**** Data for this exercise

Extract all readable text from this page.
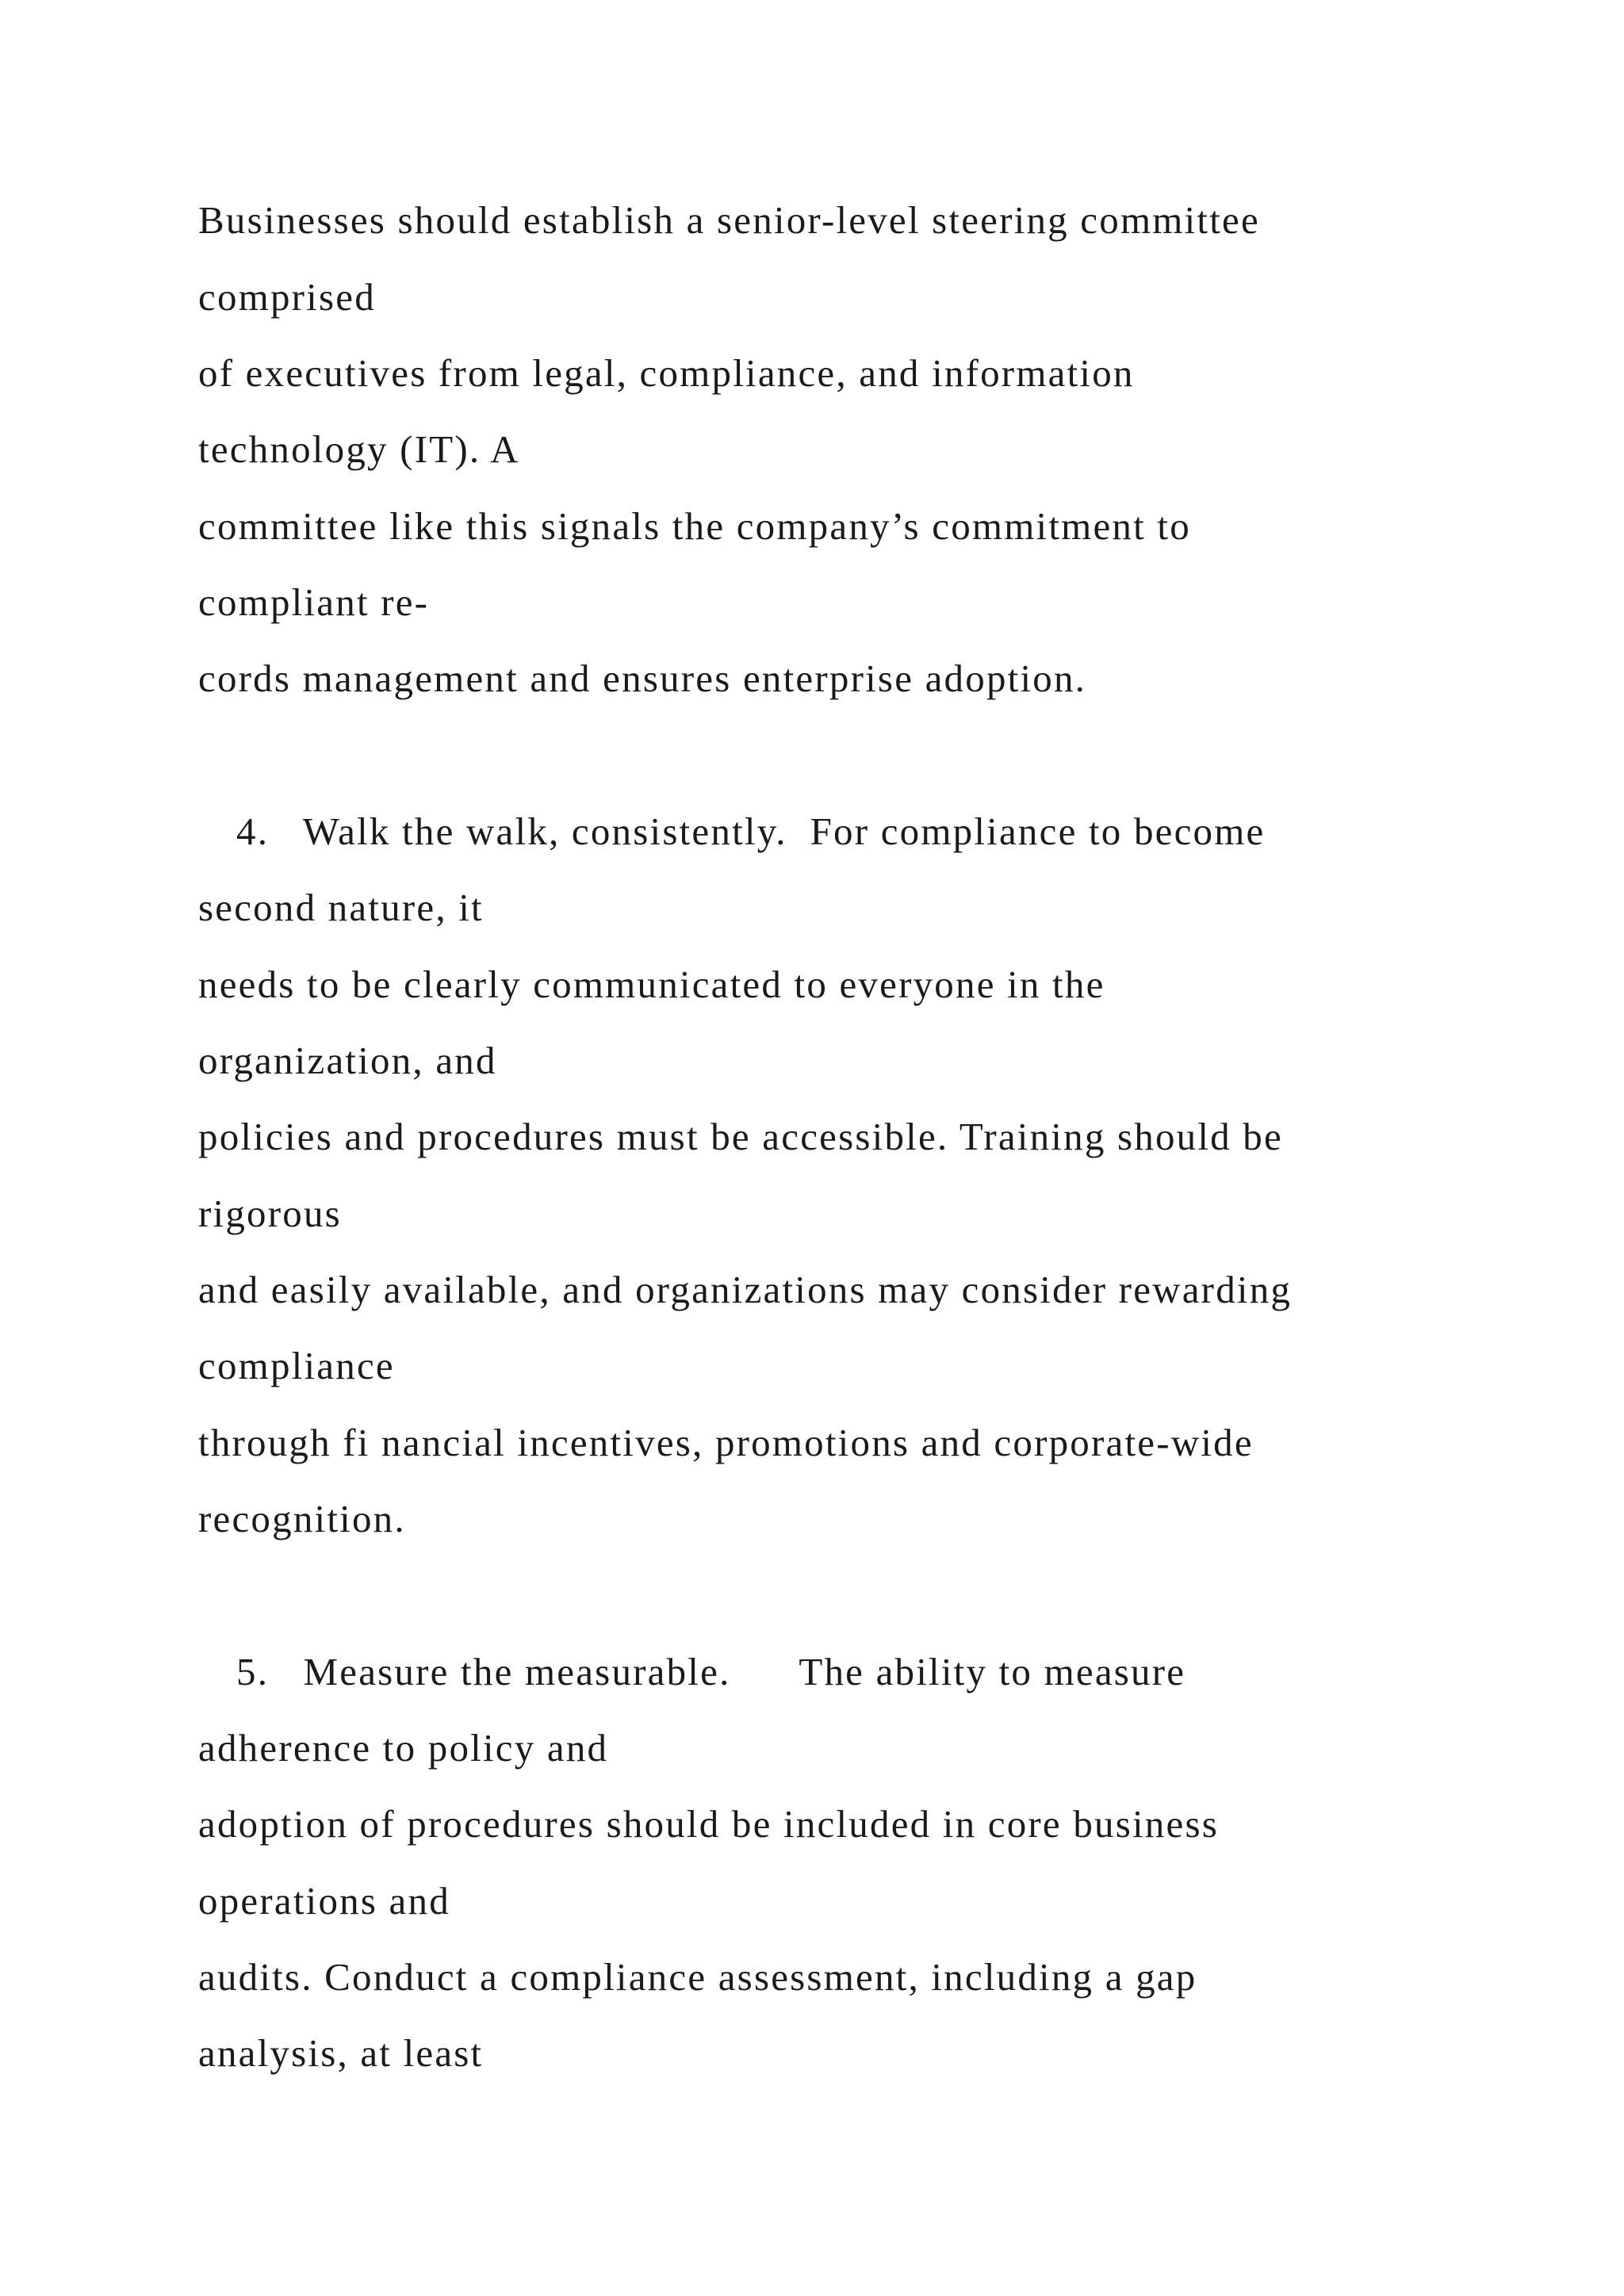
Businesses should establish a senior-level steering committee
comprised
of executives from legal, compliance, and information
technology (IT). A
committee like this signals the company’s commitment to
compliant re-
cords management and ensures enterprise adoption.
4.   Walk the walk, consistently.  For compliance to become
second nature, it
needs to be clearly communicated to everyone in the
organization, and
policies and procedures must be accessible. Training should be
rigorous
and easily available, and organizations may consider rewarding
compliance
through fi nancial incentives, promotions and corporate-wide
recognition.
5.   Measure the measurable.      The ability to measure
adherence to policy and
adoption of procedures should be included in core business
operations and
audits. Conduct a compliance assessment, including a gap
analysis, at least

********

• **The request**:
Give back every line exactly as it stands, pictures excluded.

• **Worked solution**:
Extract all readable text from this page.
Businesses should establish a senior-level steering committee
comprised
of executives from legal, compliance, and information
technology (IT). A
committee like this signals the company’s commitment to
compliant re-
cords management and ensures enterprise adoption.
4.   Walk the walk, consistently.  For compliance to become
second nature, it
needs to be clearly communicated to everyone in the
organization, and
policies and procedures must be accessible. Training should be
rigorous
and easily available, and organizations may consider rewarding
compliance
through fi nancial incentives, promotions and corporate-wide
recognition.
5.   Measure the measurable.      The ability to measure
adherence to policy and
adoption of procedures should be included in core business
operations and
audits. Conduct a compliance assessment, including a gap
analysis, at least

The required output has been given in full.